EXERCISE OBJECTIVE >>
Extract the complete data exactly as given.

(Records from a collection)
+---+

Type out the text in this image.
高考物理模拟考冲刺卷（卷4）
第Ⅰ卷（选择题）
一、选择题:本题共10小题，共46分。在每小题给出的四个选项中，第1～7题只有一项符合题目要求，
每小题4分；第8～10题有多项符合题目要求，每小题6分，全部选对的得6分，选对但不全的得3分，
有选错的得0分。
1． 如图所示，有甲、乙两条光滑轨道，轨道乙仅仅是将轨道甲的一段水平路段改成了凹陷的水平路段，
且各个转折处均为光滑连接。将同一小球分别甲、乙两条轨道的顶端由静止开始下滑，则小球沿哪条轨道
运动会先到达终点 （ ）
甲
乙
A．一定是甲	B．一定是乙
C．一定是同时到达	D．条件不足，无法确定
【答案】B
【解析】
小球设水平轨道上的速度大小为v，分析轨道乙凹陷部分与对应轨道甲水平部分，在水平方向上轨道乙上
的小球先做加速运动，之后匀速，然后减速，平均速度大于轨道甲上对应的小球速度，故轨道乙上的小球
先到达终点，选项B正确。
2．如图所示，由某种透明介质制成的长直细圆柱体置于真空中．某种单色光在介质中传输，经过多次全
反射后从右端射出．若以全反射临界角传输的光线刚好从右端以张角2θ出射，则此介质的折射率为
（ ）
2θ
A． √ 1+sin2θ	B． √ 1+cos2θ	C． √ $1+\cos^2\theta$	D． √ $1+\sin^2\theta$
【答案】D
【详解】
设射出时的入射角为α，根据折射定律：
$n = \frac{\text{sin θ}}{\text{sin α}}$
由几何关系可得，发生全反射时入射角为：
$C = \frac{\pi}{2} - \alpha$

+---+

EXERCISE OUTPUT >>
Type out the text in this image.
高考物理模拟考冲刺卷（卷4）
第Ⅰ卷（选择题）
一、选择题:本题共10小题，共46分。在每小题给出的四个选项中，第1～7题只有一项符合题目要求，
每小题4分；第8～10题有多项符合题目要求，每小题6分，全部选对的得6分，选对但不全的得3分，
有选错的得0分。
1． 如图所示，有甲、乙两条光滑轨道，轨道乙仅仅是将轨道甲的一段水平路段改成了凹陷的水平路段，
且各个转折处均为光滑连接。将同一小球分别甲、乙两条轨道的顶端由静止开始下滑，则小球沿哪条轨道
运动会先到达终点 （ ）
甲
乙
A．一定是甲	B．一定是乙
C．一定是同时到达	D．条件不足，无法确定
【答案】B
【解析】
小球设水平轨道上的速度大小为v，分析轨道乙凹陷部分与对应轨道甲水平部分，在水平方向上轨道乙上
的小球先做加速运动，之后匀速，然后减速，平均速度大于轨道甲上对应的小球速度，故轨道乙上的小球
先到达终点，选项B正确。
2．如图所示，由某种透明介质制成的长直细圆柱体置于真空中．某种单色光在介质中传输，经过多次全
反射后从右端射出．若以全反射临界角传输的光线刚好从右端以张角2θ出射，则此介质的折射率为
（ ）
2θ
A． √ 1+sin2θ	B． √ 1+cos2θ	C． √ $1+\cos^2\theta$	D． √ $1+\sin^2\theta$
【答案】D
【详解】
设射出时的入射角为α，根据折射定律：
$n = \frac{\text{sin θ}}{\text{sin α}}$
由几何关系可得，发生全反射时入射角为：
$C = \frac{\pi}{2} - \alpha$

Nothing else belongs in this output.